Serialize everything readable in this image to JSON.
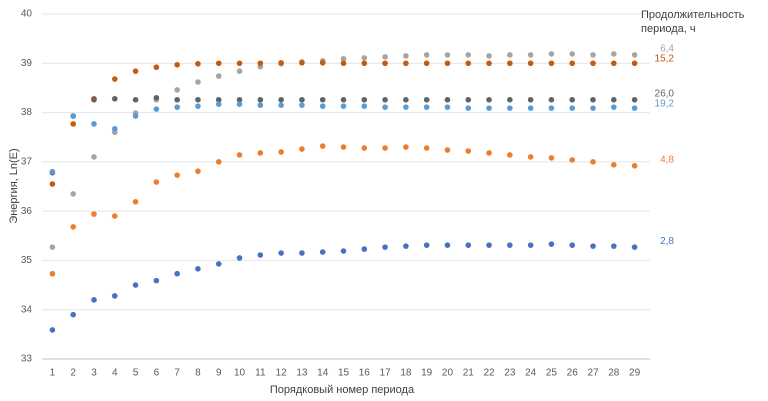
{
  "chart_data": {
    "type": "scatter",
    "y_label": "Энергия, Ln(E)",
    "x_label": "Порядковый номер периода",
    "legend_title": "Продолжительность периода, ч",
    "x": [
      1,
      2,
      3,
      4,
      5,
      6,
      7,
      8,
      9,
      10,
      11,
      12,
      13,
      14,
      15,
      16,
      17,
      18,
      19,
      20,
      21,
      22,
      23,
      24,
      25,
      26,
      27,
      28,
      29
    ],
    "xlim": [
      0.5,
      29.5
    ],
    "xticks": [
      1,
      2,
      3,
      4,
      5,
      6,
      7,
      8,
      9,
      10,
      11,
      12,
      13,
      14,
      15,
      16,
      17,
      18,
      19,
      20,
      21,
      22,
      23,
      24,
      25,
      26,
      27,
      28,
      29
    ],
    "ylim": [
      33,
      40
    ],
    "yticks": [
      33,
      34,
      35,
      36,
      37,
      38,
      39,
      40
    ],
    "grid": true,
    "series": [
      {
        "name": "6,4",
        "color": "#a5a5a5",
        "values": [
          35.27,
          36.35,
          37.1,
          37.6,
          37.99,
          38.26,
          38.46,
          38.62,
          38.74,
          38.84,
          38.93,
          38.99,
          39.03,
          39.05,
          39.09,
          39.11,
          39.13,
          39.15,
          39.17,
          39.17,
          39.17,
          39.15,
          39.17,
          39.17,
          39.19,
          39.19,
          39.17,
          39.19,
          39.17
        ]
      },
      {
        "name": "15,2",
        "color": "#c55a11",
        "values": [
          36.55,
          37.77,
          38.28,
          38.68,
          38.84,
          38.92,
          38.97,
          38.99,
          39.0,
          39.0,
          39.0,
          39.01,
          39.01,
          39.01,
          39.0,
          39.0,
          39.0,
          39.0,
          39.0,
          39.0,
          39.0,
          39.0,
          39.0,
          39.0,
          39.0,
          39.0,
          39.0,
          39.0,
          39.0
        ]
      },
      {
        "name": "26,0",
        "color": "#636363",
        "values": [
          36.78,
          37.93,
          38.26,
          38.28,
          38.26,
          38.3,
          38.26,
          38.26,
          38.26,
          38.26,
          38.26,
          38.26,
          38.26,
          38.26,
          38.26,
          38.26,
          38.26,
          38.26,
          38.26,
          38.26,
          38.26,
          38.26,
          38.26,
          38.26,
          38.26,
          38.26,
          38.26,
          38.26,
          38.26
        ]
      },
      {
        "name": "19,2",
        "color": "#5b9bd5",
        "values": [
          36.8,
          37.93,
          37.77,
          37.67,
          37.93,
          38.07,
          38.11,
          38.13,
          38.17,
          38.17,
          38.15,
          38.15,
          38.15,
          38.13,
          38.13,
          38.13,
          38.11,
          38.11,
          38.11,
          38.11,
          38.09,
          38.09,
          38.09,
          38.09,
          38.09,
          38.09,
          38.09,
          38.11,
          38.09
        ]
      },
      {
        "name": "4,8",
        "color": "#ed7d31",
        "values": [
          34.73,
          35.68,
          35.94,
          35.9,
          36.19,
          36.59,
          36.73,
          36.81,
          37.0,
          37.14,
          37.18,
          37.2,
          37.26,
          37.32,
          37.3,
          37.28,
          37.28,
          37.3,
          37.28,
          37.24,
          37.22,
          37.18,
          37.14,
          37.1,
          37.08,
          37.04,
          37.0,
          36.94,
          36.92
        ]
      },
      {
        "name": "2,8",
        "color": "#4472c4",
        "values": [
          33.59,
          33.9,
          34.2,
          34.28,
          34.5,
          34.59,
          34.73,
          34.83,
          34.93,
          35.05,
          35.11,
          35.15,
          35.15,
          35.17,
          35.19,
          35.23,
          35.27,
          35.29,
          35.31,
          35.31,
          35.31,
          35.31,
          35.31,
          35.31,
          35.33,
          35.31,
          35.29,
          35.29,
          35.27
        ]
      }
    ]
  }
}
☆ ☆ ☆ ☆ ☆
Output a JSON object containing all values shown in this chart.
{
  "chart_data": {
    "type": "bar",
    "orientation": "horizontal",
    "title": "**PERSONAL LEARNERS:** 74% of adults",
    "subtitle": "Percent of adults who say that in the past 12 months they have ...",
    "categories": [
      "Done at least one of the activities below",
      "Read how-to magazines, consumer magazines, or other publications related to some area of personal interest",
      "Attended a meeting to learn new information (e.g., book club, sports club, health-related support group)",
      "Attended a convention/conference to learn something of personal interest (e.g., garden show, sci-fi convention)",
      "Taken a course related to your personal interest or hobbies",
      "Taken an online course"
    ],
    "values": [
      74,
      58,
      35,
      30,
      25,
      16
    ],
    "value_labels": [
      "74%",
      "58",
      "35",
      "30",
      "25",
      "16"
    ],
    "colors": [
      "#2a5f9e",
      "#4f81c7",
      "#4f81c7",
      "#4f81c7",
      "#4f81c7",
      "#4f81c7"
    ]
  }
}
☆ ☆ ☆ ☆ ☆
**Exercise goal**
Sift the material for lines with the string "course". Copy each one found.

**Solution**
      "Taken a course related to your personal interest or hobbies",
      "Taken an online course"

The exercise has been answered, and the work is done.